### Listed records
===

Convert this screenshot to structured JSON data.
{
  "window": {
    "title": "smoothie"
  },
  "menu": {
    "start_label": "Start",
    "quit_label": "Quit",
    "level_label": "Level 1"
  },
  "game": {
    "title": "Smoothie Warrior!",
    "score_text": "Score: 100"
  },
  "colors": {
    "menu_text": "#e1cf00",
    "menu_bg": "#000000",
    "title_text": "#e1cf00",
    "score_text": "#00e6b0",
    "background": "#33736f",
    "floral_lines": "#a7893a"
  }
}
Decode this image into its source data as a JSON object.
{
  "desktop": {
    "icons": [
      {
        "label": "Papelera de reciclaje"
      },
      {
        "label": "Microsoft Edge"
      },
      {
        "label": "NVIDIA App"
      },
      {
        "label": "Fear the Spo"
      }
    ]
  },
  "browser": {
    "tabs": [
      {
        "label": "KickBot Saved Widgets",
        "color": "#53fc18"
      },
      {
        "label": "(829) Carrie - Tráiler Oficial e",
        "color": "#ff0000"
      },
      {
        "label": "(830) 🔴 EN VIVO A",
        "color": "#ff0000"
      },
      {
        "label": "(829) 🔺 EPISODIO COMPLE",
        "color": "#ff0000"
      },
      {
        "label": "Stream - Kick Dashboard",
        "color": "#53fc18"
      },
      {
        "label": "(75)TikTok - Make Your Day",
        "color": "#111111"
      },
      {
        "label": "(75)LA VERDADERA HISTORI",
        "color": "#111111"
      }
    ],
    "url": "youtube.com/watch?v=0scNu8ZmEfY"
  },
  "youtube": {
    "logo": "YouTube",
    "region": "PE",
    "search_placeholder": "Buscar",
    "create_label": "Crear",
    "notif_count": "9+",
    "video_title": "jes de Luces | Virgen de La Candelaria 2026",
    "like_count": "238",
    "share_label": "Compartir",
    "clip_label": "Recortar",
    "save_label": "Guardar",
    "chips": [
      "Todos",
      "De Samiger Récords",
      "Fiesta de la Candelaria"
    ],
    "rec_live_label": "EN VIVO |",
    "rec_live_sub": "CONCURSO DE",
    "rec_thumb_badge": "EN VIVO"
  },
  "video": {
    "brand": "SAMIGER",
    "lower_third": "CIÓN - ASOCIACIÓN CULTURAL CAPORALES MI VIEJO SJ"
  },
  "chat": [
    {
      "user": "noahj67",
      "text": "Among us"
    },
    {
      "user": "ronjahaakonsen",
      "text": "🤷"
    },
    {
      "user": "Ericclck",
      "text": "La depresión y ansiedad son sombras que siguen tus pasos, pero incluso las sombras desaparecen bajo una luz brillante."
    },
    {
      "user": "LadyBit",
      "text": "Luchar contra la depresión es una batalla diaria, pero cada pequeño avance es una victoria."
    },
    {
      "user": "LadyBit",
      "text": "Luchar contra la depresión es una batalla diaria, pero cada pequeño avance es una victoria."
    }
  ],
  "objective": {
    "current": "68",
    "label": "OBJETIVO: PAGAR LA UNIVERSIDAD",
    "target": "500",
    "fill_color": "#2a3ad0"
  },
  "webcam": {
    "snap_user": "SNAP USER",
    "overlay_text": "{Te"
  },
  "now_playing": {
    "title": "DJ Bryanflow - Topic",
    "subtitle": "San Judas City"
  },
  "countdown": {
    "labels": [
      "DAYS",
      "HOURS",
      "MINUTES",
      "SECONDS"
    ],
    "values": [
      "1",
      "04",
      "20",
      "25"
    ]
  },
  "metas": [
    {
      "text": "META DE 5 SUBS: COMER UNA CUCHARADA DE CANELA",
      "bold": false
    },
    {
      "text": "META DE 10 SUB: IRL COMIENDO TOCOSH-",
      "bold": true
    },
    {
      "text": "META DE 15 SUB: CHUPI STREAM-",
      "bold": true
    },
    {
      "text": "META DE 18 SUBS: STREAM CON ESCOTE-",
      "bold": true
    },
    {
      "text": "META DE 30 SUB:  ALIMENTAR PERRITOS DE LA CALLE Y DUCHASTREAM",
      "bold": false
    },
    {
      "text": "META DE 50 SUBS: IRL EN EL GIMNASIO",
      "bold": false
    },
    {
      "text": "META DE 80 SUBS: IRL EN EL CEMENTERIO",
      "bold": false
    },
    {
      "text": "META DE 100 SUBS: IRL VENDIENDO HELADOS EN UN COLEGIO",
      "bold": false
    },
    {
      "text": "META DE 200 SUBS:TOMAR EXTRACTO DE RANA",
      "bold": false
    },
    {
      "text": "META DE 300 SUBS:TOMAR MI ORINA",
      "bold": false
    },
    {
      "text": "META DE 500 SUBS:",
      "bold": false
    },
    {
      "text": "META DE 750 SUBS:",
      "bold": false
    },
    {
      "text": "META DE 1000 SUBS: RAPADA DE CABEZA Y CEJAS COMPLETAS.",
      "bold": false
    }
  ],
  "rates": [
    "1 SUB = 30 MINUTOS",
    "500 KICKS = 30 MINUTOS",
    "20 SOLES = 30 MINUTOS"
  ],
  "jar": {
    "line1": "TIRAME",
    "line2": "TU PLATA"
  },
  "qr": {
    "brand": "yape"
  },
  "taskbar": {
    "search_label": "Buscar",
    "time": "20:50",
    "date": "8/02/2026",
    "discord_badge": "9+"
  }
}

===

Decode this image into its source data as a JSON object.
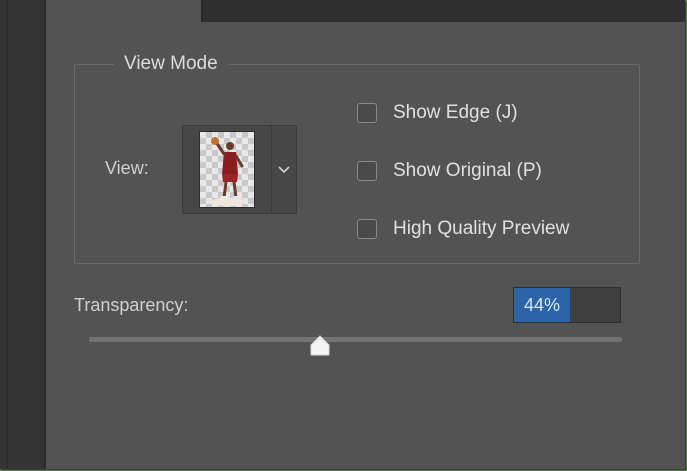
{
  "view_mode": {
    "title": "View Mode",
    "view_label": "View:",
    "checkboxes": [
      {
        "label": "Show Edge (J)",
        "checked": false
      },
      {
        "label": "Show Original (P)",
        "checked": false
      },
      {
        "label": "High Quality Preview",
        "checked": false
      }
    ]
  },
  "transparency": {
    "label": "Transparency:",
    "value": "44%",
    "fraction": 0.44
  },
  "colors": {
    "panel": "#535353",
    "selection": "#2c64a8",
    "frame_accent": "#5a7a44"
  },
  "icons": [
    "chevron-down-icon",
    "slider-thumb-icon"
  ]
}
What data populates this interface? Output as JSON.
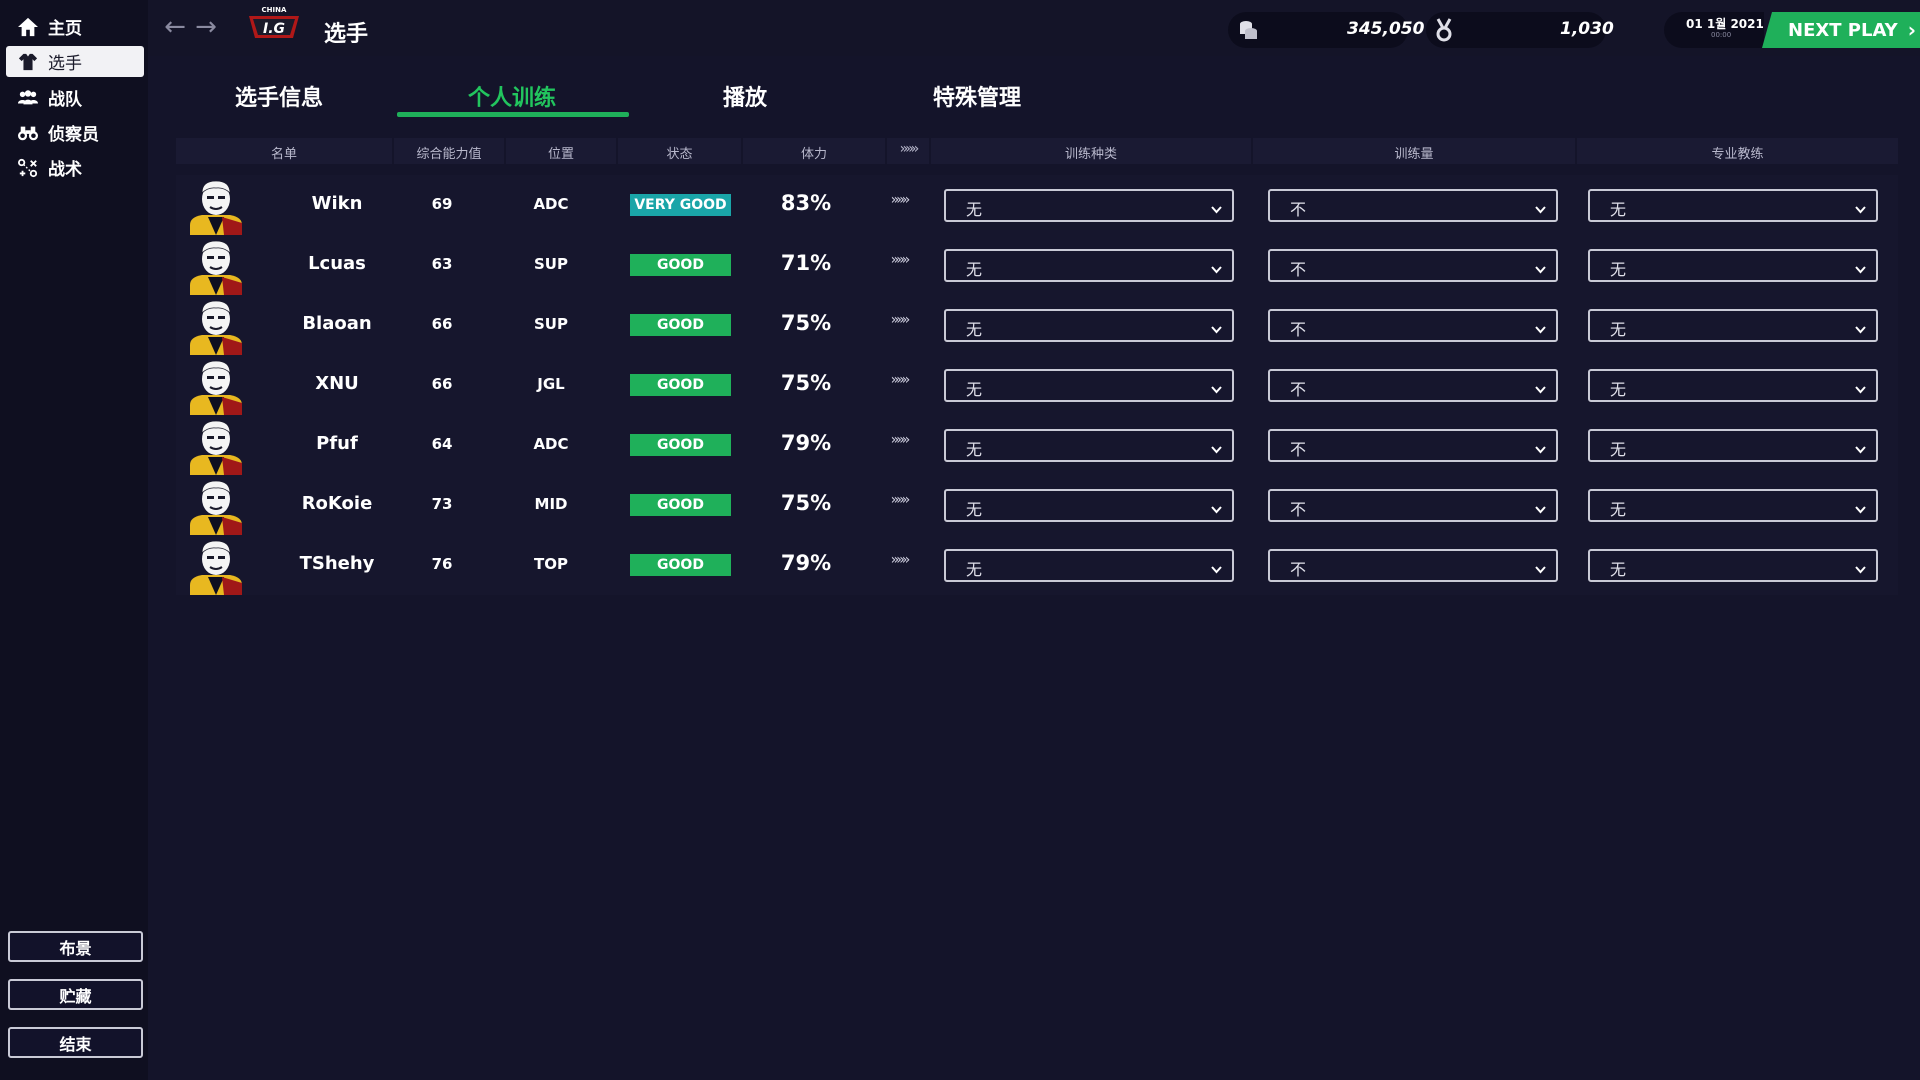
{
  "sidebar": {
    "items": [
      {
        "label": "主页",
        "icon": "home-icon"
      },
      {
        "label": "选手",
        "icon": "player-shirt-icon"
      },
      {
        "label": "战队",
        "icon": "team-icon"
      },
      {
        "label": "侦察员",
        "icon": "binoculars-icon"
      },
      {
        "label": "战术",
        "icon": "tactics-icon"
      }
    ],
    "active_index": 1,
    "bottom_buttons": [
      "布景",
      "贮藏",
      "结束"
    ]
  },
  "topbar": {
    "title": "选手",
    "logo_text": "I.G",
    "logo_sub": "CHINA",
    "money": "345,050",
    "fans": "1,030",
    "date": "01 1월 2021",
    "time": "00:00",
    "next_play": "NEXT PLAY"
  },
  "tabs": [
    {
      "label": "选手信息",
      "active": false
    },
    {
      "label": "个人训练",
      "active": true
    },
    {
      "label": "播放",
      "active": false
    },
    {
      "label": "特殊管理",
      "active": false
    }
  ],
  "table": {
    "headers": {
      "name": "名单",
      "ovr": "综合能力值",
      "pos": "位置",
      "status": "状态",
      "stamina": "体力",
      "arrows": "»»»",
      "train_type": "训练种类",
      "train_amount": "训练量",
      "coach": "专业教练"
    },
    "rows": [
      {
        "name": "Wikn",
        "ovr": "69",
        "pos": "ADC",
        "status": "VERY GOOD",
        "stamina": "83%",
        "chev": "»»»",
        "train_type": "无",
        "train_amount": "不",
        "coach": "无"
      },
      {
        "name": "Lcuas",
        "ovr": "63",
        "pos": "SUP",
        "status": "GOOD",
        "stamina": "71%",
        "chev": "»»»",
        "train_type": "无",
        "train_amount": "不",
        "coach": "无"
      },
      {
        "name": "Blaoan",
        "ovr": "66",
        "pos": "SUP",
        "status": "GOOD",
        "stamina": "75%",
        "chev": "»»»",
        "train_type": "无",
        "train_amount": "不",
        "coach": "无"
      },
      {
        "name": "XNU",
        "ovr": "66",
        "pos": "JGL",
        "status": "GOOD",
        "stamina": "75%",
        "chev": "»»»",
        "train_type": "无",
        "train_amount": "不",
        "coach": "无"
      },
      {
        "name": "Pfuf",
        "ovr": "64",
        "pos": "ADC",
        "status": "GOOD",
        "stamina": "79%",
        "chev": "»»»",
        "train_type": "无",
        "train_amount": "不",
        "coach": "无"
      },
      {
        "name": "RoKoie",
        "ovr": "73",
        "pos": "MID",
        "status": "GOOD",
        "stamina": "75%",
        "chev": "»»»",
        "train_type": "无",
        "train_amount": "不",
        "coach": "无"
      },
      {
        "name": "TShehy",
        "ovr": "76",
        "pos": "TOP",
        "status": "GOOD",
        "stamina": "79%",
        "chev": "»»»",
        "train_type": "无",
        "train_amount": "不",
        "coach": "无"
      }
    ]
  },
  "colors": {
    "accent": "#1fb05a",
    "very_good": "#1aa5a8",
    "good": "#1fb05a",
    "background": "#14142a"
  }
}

===

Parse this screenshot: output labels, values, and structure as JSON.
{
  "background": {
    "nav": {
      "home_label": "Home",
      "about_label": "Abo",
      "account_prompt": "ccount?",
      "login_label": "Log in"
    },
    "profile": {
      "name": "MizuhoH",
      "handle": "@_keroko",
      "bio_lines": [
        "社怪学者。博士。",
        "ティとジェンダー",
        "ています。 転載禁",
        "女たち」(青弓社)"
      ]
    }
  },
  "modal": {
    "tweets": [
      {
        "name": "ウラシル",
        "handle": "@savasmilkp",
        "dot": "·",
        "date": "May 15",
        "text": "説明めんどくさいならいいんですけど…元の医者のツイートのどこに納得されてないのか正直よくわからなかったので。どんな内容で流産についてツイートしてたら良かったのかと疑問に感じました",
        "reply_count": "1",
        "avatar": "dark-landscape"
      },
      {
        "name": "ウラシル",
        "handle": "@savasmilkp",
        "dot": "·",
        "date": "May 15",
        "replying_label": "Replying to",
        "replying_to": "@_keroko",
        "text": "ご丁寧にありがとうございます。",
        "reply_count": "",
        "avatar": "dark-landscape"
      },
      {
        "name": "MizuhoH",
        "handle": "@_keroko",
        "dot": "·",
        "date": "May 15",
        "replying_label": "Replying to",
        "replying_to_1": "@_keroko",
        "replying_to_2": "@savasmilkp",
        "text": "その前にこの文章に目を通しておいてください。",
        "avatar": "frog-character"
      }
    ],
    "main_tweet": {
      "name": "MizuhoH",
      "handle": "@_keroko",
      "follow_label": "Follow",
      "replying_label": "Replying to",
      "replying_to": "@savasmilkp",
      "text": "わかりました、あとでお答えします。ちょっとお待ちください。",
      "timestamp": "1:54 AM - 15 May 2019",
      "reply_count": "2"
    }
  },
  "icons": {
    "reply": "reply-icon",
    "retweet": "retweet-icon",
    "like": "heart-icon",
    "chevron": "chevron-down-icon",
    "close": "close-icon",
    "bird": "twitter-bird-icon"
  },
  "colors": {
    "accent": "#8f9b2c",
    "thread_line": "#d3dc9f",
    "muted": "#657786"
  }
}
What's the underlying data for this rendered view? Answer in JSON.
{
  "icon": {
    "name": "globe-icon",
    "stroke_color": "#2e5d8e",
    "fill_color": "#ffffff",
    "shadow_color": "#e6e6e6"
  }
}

===

### Task to carry out
Pull out every line of the records above that contains the word "TOMAR".

### Solution to the problem
      "text": "META DE 200 SUBS:TOMAR EXTRACTO DE RANA",
      "text": "META DE 300 SUBS:TOMAR MI ORINA",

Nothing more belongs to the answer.